• **EXERCISE TASK**: You are to retype all of the data exactly as it appears.

■ ■ ■ ■

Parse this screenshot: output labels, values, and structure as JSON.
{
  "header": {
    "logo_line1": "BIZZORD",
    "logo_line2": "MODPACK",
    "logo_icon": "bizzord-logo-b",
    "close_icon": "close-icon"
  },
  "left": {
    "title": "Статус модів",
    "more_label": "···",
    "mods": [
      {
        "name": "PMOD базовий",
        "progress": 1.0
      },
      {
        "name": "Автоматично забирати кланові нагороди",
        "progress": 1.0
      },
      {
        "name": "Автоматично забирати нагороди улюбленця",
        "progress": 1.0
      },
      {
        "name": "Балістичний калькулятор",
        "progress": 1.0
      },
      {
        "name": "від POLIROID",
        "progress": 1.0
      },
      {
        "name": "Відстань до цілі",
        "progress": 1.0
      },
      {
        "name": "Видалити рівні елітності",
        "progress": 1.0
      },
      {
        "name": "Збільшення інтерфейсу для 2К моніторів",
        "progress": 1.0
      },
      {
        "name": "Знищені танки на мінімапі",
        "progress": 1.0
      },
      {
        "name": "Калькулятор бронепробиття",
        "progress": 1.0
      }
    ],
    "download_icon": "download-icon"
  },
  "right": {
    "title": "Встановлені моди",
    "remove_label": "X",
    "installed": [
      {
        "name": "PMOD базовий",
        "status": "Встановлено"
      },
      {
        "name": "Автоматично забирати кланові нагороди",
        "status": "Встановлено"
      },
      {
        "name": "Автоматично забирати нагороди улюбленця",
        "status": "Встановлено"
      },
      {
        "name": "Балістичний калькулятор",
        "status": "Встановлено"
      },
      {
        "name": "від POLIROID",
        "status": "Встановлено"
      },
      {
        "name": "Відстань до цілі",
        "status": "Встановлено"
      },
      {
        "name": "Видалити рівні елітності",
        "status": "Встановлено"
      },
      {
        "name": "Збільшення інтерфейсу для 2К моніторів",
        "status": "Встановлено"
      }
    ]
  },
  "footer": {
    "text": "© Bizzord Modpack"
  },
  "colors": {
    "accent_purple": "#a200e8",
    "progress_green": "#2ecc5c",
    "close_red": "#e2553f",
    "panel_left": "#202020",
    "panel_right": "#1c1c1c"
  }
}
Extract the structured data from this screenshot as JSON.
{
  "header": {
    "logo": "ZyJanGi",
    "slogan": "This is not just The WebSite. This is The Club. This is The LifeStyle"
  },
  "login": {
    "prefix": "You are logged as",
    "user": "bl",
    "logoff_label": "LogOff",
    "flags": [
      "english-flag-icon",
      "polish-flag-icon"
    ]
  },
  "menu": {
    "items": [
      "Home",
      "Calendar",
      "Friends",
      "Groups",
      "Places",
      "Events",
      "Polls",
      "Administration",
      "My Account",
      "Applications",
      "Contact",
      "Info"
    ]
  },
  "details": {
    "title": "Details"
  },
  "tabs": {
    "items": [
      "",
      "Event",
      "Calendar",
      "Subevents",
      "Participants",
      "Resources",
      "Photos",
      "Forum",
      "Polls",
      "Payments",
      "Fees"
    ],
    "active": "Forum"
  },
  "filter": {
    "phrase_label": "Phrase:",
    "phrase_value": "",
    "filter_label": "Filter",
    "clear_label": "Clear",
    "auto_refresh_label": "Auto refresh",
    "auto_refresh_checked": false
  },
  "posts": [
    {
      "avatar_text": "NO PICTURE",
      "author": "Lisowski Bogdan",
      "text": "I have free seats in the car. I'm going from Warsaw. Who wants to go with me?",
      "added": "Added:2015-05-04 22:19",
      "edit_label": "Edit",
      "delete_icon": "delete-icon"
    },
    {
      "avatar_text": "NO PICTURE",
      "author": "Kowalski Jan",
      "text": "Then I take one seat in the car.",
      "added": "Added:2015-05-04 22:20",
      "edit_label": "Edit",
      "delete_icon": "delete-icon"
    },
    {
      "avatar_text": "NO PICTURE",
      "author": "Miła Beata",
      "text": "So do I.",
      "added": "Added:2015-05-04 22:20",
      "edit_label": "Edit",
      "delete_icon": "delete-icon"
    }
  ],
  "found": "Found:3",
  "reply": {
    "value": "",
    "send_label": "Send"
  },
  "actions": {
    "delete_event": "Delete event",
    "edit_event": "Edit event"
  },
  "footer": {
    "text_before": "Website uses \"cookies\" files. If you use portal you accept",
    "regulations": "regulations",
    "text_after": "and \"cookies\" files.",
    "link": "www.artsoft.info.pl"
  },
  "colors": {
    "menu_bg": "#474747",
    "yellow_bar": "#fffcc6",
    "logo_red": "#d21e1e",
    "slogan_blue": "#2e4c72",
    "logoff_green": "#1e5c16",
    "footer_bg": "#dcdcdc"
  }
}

■ ■ ■ ■

• **EXERCISE OUTPUT**:
Parse this screenshot: output labels, values, and structure as JSON.
{
  "header": {
    "logo_line1": "BIZZORD",
    "logo_line2": "MODPACK",
    "logo_icon": "bizzord-logo-b",
    "close_icon": "close-icon"
  },
  "left": {
    "title": "Статус модів",
    "more_label": "···",
    "mods": [
      {
        "name": "PMOD базовий",
        "progress": 1.0
      },
      {
        "name": "Автоматично забирати кланові нагороди",
        "progress": 1.0
      },
      {
        "name": "Автоматично забирати нагороди улюбленця",
        "progress": 1.0
      },
      {
        "name": "Балістичний калькулятор",
        "progress": 1.0
      },
      {
        "name": "від POLIROID",
        "progress": 1.0
      },
      {
        "name": "Відстань до цілі",
        "progress": 1.0
      },
      {
        "name": "Видалити рівні елітності",
        "progress": 1.0
      },
      {
        "name": "Збільшення інтерфейсу для 2К моніторів",
        "progress": 1.0
      },
      {
        "name": "Знищені танки на мінімапі",
        "progress": 1.0
      },
      {
        "name": "Калькулятор бронепробиття",
        "progress": 1.0
      }
    ],
    "download_icon": "download-icon"
  },
  "right": {
    "title": "Встановлені моди",
    "remove_label": "X",
    "installed": [
      {
        "name": "PMOD базовий",
        "status": "Встановлено"
      },
      {
        "name": "Автоматично забирати кланові нагороди",
        "status": "Встановлено"
      },
      {
        "name": "Автоматично забирати нагороди улюбленця",
        "status": "Встановлено"
      },
      {
        "name": "Балістичний калькулятор",
        "status": "Встановлено"
      },
      {
        "name": "від POLIROID",
        "status": "Встановлено"
      },
      {
        "name": "Відстань до цілі",
        "status": "Встановлено"
      },
      {
        "name": "Видалити рівні елітності",
        "status": "Встановлено"
      },
      {
        "name": "Збільшення інтерфейсу для 2К моніторів",
        "status": "Встановлено"
      }
    ]
  },
  "footer": {
    "text": "© Bizzord Modpack"
  },
  "colors": {
    "accent_purple": "#a200e8",
    "progress_green": "#2ecc5c",
    "close_red": "#e2553f",
    "panel_left": "#202020",
    "panel_right": "#1c1c1c"
  }
}
Extract the structured data from this screenshot as JSON.
{
  "header": {
    "logo": "ZyJanGi",
    "slogan": "This is not just The WebSite. This is The Club. This is The LifeStyle"
  },
  "login": {
    "prefix": "You are logged as",
    "user": "bl",
    "logoff_label": "LogOff",
    "flags": [
      "english-flag-icon",
      "polish-flag-icon"
    ]
  },
  "menu": {
    "items": [
      "Home",
      "Calendar",
      "Friends",
      "Groups",
      "Places",
      "Events",
      "Polls",
      "Administration",
      "My Account",
      "Applications",
      "Contact",
      "Info"
    ]
  },
  "details": {
    "title": "Details"
  },
  "tabs": {
    "items": [
      "",
      "Event",
      "Calendar",
      "Subevents",
      "Participants",
      "Resources",
      "Photos",
      "Forum",
      "Polls",
      "Payments",
      "Fees"
    ],
    "active": "Forum"
  },
  "filter": {
    "phrase_label": "Phrase:",
    "phrase_value": "",
    "filter_label": "Filter",
    "clear_label": "Clear",
    "auto_refresh_label": "Auto refresh",
    "auto_refresh_checked": false
  },
  "posts": [
    {
      "avatar_text": "NO PICTURE",
      "author": "Lisowski Bogdan",
      "text": "I have free seats in the car. I'm going from Warsaw. Who wants to go with me?",
      "added": "Added:2015-05-04 22:19",
      "edit_label": "Edit",
      "delete_icon": "delete-icon"
    },
    {
      "avatar_text": "NO PICTURE",
      "author": "Kowalski Jan",
      "text": "Then I take one seat in the car.",
      "added": "Added:2015-05-04 22:20",
      "edit_label": "Edit",
      "delete_icon": "delete-icon"
    },
    {
      "avatar_text": "NO PICTURE",
      "author": "Miła Beata",
      "text": "So do I.",
      "added": "Added:2015-05-04 22:20",
      "edit_label": "Edit",
      "delete_icon": "delete-icon"
    }
  ],
  "found": "Found:3",
  "reply": {
    "value": "",
    "send_label": "Send"
  },
  "actions": {
    "delete_event": "Delete event",
    "edit_event": "Edit event"
  },
  "footer": {
    "text_before": "Website uses \"cookies\" files. If you use portal you accept",
    "regulations": "regulations",
    "text_after": "and \"cookies\" files.",
    "link": "www.artsoft.info.pl"
  },
  "colors": {
    "menu_bg": "#474747",
    "yellow_bar": "#fffcc6",
    "logo_red": "#d21e1e",
    "slogan_blue": "#2e4c72",
    "logoff_green": "#1e5c16",
    "footer_bg": "#dcdcdc"
  }
}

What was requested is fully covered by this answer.